SET TASK » Read the lines below. Copy out any that hold the string "излучение".

** START OF EXERCISE MATERIAL **

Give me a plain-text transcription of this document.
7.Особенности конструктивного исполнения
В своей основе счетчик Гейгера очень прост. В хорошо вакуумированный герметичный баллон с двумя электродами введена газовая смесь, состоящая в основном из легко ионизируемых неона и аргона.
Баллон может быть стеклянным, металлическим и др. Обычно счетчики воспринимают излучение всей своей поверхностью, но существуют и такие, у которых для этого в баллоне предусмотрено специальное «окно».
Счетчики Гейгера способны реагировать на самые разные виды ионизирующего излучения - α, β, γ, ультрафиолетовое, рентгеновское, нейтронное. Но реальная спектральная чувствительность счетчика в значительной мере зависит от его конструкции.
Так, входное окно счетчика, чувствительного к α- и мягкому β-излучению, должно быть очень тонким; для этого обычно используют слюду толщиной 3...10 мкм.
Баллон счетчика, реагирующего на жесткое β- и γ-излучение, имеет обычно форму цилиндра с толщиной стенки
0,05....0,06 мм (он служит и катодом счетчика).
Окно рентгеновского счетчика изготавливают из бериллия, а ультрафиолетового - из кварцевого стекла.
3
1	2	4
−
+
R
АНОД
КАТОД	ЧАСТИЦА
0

** END OF EXERCISE MATERIAL **

CORRECT RESPONSE »
Баллон может быть стеклянным, металлическим и др. Обычно счетчики воспринимают излучение всей своей поверхностью, но существуют и такие, у которых для этого в баллоне предусмотрено специальное «окно».
Баллон счетчика, реагирующего на жесткое β- и γ-излучение, имеет обычно форму цилиндра с толщиной стенки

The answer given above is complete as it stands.